Layout region rows:

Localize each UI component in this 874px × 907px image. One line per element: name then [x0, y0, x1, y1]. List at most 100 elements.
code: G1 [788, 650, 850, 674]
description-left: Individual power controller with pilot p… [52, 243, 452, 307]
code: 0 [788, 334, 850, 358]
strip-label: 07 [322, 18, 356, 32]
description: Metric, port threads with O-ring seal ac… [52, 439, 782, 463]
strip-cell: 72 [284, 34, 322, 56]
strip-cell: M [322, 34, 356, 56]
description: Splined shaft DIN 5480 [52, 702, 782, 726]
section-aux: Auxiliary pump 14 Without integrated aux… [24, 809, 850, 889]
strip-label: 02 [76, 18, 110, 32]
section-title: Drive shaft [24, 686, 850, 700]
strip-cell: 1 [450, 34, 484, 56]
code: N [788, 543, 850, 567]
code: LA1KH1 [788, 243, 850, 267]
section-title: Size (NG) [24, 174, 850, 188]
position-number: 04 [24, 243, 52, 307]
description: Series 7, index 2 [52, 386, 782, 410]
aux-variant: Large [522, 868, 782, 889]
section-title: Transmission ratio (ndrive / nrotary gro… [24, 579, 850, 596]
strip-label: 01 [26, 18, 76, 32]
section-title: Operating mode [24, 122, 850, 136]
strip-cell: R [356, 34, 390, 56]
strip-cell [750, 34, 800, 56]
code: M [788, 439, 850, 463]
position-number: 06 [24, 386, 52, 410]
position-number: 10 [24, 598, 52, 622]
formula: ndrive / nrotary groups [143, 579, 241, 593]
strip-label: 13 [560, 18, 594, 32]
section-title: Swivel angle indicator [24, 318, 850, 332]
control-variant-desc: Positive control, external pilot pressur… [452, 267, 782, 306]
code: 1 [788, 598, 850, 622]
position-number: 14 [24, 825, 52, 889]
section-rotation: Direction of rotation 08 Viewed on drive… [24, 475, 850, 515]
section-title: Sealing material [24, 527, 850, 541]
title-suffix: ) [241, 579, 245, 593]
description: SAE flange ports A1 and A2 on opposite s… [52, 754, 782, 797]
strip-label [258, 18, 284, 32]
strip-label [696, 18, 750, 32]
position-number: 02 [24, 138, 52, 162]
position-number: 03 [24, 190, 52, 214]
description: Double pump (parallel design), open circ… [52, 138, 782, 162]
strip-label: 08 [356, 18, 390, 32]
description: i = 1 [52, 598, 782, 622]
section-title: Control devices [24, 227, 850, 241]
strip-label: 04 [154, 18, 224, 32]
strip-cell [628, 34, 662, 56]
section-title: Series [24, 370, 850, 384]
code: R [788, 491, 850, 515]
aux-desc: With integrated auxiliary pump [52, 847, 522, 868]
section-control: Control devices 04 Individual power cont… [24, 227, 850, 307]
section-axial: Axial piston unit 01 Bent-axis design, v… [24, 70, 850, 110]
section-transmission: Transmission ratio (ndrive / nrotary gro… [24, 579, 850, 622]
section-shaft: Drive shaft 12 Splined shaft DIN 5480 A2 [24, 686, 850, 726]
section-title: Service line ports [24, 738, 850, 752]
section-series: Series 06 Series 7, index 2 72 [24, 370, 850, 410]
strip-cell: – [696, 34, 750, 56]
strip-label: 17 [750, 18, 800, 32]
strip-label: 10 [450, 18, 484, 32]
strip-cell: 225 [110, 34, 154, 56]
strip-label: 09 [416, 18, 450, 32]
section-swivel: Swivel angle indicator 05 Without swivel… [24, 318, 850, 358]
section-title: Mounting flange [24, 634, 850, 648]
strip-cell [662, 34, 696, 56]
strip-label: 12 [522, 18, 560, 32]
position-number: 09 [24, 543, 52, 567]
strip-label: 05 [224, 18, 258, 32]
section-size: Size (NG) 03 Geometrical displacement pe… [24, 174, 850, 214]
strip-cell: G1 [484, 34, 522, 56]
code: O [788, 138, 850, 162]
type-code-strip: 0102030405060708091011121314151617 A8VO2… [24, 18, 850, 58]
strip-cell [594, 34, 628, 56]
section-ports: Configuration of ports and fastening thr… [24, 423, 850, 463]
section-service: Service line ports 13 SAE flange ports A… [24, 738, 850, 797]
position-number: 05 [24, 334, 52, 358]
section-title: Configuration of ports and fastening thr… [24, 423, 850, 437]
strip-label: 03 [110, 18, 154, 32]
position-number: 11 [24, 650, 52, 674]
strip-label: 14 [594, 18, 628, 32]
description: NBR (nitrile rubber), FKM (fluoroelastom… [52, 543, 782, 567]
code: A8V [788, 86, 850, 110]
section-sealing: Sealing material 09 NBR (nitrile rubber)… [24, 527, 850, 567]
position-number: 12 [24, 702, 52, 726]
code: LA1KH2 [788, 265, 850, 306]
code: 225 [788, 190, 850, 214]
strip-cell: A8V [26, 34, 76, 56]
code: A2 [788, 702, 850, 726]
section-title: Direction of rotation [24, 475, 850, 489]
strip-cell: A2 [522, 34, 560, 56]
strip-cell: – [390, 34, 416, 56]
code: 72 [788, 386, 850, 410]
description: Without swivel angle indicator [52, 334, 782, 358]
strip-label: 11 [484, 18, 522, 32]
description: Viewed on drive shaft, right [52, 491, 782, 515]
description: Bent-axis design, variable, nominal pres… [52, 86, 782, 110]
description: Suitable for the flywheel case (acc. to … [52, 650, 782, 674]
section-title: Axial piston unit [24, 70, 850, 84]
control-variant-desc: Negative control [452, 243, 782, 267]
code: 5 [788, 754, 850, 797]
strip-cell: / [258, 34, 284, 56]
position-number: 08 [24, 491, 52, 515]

## What you are asked to do
Rewrite all of the rows above, swapping each "section-title" for "section-heading" and leaving everything else the same.

## The result
Localize each UI component in this 874px × 907px image. One line per element: name then [x0, y0, x1, y1]. List at most 100 elements.
code: G1 [788, 650, 850, 674]
description-left: Individual power controller with pilot p… [52, 243, 452, 307]
code: 0 [788, 334, 850, 358]
strip-label: 07 [322, 18, 356, 32]
description: Metric, port threads with O-ring seal ac… [52, 439, 782, 463]
strip-cell: 72 [284, 34, 322, 56]
strip-cell: M [322, 34, 356, 56]
description: Splined shaft DIN 5480 [52, 702, 782, 726]
section-aux: Auxiliary pump 14 Without integrated aux… [24, 809, 850, 889]
strip-label: 02 [76, 18, 110, 32]
section-heading: Drive shaft [24, 686, 850, 700]
strip-cell: 1 [450, 34, 484, 56]
code: N [788, 543, 850, 567]
code: LA1KH1 [788, 243, 850, 267]
section-heading: Size (NG) [24, 174, 850, 188]
position-number: 04 [24, 243, 52, 307]
description: Series 7, index 2 [52, 386, 782, 410]
aux-variant: Large [522, 868, 782, 889]
section-heading: Transmission ratio (ndrive / nrotary gro… [24, 579, 850, 596]
strip-label: 01 [26, 18, 76, 32]
section-heading: Operating mode [24, 122, 850, 136]
strip-cell: R [356, 34, 390, 56]
strip-cell [750, 34, 800, 56]
code: M [788, 439, 850, 463]
position-number: 06 [24, 386, 52, 410]
position-number: 10 [24, 598, 52, 622]
formula: ndrive / nrotary groups [143, 579, 241, 593]
strip-label: 13 [560, 18, 594, 32]
section-heading: Swivel angle indicator [24, 318, 850, 332]
control-variant-desc: Positive control, external pilot pressur… [452, 267, 782, 306]
code: 1 [788, 598, 850, 622]
position-number: 14 [24, 825, 52, 889]
section-rotation: Direction of rotation 08 Viewed on drive… [24, 475, 850, 515]
section-heading: Sealing material [24, 527, 850, 541]
title-suffix: ) [241, 579, 245, 593]
description: SAE flange ports A1 and A2 on opposite s… [52, 754, 782, 797]
strip-label [258, 18, 284, 32]
strip-label [696, 18, 750, 32]
position-number: 02 [24, 138, 52, 162]
position-number: 03 [24, 190, 52, 214]
description: Double pump (parallel design), open circ… [52, 138, 782, 162]
strip-label: 08 [356, 18, 390, 32]
description: i = 1 [52, 598, 782, 622]
section-heading: Control devices [24, 227, 850, 241]
strip-label: 04 [154, 18, 224, 32]
strip-cell [628, 34, 662, 56]
section-heading: Series [24, 370, 850, 384]
code: R [788, 491, 850, 515]
aux-desc: With integrated auxiliary pump [52, 847, 522, 868]
section-control: Control devices 04 Individual power cont… [24, 227, 850, 307]
section-axial: Axial piston unit 01 Bent-axis design, v… [24, 70, 850, 110]
section-transmission: Transmission ratio (ndrive / nrotary gro… [24, 579, 850, 622]
section-shaft: Drive shaft 12 Splined shaft DIN 5480 A2 [24, 686, 850, 726]
section-heading: Service line ports [24, 738, 850, 752]
section-series: Series 06 Series 7, index 2 72 [24, 370, 850, 410]
strip-cell: – [696, 34, 750, 56]
strip-label: 17 [750, 18, 800, 32]
strip-label: 10 [450, 18, 484, 32]
strip-cell: 225 [110, 34, 154, 56]
strip-label: 09 [416, 18, 450, 32]
section-swivel: Swivel angle indicator 05 Without swivel… [24, 318, 850, 358]
section-heading: Mounting flange [24, 634, 850, 648]
strip-cell [662, 34, 696, 56]
strip-label: 12 [522, 18, 560, 32]
position-number: 09 [24, 543, 52, 567]
strip-label: 05 [224, 18, 258, 32]
section-size: Size (NG) 03 Geometrical displacement pe… [24, 174, 850, 214]
strip-cell: G1 [484, 34, 522, 56]
code: O [788, 138, 850, 162]
type-code-strip: 0102030405060708091011121314151617 A8VO2… [24, 18, 850, 58]
strip-cell [594, 34, 628, 56]
section-ports: Configuration of ports and fastening thr… [24, 423, 850, 463]
section-service: Service line ports 13 SAE flange ports A… [24, 738, 850, 797]
position-number: 05 [24, 334, 52, 358]
section-heading: Configuration of ports and fastening thr… [24, 423, 850, 437]
strip-label: 03 [110, 18, 154, 32]
position-number: 11 [24, 650, 52, 674]
strip-label: 14 [594, 18, 628, 32]
description: NBR (nitrile rubber), FKM (fluoroelastom… [52, 543, 782, 567]
code: A8V [788, 86, 850, 110]
section-sealing: Sealing material 09 NBR (nitrile rubber)… [24, 527, 850, 567]
position-number: 12 [24, 702, 52, 726]
code: LA1KH2 [788, 265, 850, 306]
code: 225 [788, 190, 850, 214]
strip-cell: A8V [26, 34, 76, 56]
code: A2 [788, 702, 850, 726]
section-heading: Direction of rotation [24, 475, 850, 489]
strip-cell: A2 [522, 34, 560, 56]
strip-cell: – [390, 34, 416, 56]
code: 72 [788, 386, 850, 410]
description: Without swivel angle indicator [52, 334, 782, 358]
strip-label: 11 [484, 18, 522, 32]
description: Viewed on drive shaft, right [52, 491, 782, 515]
description: Bent-axis design, variable, nominal pres… [52, 86, 782, 110]
description: Suitable for the flywheel case (acc. to … [52, 650, 782, 674]
section-heading: Axial piston unit [24, 70, 850, 84]
control-variant-desc: Negative control [452, 243, 782, 267]
code: 5 [788, 754, 850, 797]
strip-cell: / [258, 34, 284, 56]
position-number: 08 [24, 491, 52, 515]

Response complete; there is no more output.